**O que fazer:**
(a) Reescreva de forma mais breve o parágrafo do excerto que começa por "Teve a sorte de ter uns pais", mantendo os factos principais.
(b) Transcreva do excerto o trecho que vai de "Premium Foi a primeira" até "vivem com deficiência.".

Premium Foi a primeira cega num governo, agora tem outro desafio... Clara está a chegar

O DN propôs e a secretária de Estado da Inclusão das Pessoas com Deficiência aceitou. Passar um dia com ela para falar da sua vida, do mundo da política e do futuro que aí vem. O testemunho aqui fica, na véspera do Dia Internacional da Pessoa com Deficiência. Durante esta semana, acompanhe no DN uma série de reportagens sobre pessoas que vivem com deficiência.

Nasceu cega. Não invisual - palavra que diz não existir sequer no dicionário. "Parece que estamos a dizer que a pessoa cega não tem visual em termos estéticos", afirma, a rir. O que não é o caso. Para ela, mais do que uma conotação negativa, é caridosa e, ainda que o entenda, não aceita. Ser cega nunca a impediu de fazer o que quer e de fazer o que os outros fazem. Sempre pegou na bengala e saiu de casa à procura de novos caminhos, desafios, que lhe trouxeram a confiança que tem. "É importante que as pessoas vivam e façam as coisas na altura certa, a falta de vivência deixa marcas que depois serão difíceis de superar."

Teve a sorte de ter uns pais que nunca lhe cortaram as asas, embora a protegessem. Foi criança, adolescente, universitária, ativista dos direitos das pessoas com deficiência, mulher trabalhadora, governante. A primeira a ocupar uma pasta destinada à deficiência e à inclusão. Confessa que quando foi convidada ficou assustada, queria dizer não, mas ao mesmo tempo sim. Como mulher prática que é, pensou: "Tem de ser. Senão estaria a desdizer tudo aquilo por que andei a lutar." E o sim venceu.

**Itens:**

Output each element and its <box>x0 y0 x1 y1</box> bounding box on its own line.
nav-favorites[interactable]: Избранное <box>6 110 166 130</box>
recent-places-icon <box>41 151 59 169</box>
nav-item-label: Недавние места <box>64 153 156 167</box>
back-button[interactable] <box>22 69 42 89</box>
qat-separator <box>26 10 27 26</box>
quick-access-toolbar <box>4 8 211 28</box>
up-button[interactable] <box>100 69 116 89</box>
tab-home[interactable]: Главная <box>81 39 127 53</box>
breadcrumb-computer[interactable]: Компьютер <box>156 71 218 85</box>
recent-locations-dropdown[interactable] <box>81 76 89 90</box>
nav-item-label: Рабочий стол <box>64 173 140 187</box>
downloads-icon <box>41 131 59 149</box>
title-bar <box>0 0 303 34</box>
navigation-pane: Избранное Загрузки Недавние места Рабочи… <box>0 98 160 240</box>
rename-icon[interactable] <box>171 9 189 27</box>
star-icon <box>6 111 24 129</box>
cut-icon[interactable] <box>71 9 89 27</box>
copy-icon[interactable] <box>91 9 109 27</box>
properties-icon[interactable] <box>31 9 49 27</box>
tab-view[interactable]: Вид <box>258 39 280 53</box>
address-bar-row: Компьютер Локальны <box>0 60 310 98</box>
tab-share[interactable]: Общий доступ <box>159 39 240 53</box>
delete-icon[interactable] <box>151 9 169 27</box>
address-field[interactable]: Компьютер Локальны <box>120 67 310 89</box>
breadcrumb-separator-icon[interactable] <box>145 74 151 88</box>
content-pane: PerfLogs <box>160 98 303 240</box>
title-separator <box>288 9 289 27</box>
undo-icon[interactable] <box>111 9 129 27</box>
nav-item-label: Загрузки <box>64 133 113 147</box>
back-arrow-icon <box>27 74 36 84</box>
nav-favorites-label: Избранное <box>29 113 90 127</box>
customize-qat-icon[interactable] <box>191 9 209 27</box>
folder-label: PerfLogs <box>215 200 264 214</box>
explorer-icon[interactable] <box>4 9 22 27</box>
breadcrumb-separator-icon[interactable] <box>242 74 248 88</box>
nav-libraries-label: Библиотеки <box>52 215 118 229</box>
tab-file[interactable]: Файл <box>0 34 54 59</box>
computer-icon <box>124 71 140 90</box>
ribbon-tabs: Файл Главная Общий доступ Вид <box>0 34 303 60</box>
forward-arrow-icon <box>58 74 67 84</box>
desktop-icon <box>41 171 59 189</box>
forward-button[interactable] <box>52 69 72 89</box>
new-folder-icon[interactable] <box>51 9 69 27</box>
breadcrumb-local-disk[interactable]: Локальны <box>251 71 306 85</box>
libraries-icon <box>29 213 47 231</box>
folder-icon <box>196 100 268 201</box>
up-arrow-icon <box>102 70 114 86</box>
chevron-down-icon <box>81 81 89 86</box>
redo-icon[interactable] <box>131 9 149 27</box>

**Respostas:**
(a) Os pais nunca lhe cortaram as asas, embora a protegessem. Foi criança, adolescente, universitária, ativista dos direitos das pessoas com deficiência, trabalhadora e governante. Foi também a primeira a ocupar uma pasta destinada à deficiência e à inclusão. Quando foi convidada, assustou-se e hesitou. Aceitou porque recusar seria desdizer aquilo por que tinha lutado.

(b)
Premium Foi a primeira cega num governo, agora tem outro desafio... Clara está a chegar

O DN propôs e a secretária de Estado da Inclusão das Pessoas com Deficiência aceitou. Passar um dia com ela para falar da sua vida, do mundo da política e do futuro que aí vem. O testemunho aqui fica, na véspera do Dia Internacional da Pessoa com Deficiência. Durante esta semana, acompanhe no DN uma série de reportagens sobre pessoas que vivem com deficiência.